● Supplied records
[START]

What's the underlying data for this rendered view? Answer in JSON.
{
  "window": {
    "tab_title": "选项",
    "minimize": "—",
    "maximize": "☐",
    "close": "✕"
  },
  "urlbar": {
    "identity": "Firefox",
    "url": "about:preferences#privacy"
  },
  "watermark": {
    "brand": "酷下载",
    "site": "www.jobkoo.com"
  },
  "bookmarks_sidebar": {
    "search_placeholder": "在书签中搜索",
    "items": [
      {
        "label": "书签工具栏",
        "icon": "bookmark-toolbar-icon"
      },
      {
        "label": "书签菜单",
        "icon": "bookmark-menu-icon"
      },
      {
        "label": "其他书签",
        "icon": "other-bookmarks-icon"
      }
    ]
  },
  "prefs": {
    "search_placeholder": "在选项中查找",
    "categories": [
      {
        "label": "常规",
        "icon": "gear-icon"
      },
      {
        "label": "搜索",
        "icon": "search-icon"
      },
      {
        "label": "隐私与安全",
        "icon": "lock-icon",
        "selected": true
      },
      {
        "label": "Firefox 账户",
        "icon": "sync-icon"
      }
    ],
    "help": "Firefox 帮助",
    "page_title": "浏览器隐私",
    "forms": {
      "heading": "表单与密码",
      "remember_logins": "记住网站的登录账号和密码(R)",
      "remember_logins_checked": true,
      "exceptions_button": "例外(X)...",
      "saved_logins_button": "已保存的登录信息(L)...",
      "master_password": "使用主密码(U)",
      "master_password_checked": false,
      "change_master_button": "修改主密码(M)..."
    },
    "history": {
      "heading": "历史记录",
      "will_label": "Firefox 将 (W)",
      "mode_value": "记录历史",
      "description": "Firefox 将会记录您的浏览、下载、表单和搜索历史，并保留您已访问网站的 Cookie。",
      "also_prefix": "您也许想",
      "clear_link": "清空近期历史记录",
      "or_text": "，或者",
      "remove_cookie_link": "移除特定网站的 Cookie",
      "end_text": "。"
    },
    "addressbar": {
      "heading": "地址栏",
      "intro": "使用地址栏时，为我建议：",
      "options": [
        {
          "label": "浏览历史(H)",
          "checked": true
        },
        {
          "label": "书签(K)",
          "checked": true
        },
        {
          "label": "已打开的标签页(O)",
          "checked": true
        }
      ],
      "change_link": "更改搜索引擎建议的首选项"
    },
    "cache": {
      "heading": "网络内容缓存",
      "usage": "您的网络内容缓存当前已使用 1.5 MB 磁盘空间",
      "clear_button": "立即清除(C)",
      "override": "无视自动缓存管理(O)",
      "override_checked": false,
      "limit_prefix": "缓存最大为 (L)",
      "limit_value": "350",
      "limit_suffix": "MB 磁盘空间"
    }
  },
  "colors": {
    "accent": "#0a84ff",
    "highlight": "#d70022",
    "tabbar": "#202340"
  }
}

[END]

List every line above containing the word "false".

      "master_password_checked": false,
      "override_checked": false,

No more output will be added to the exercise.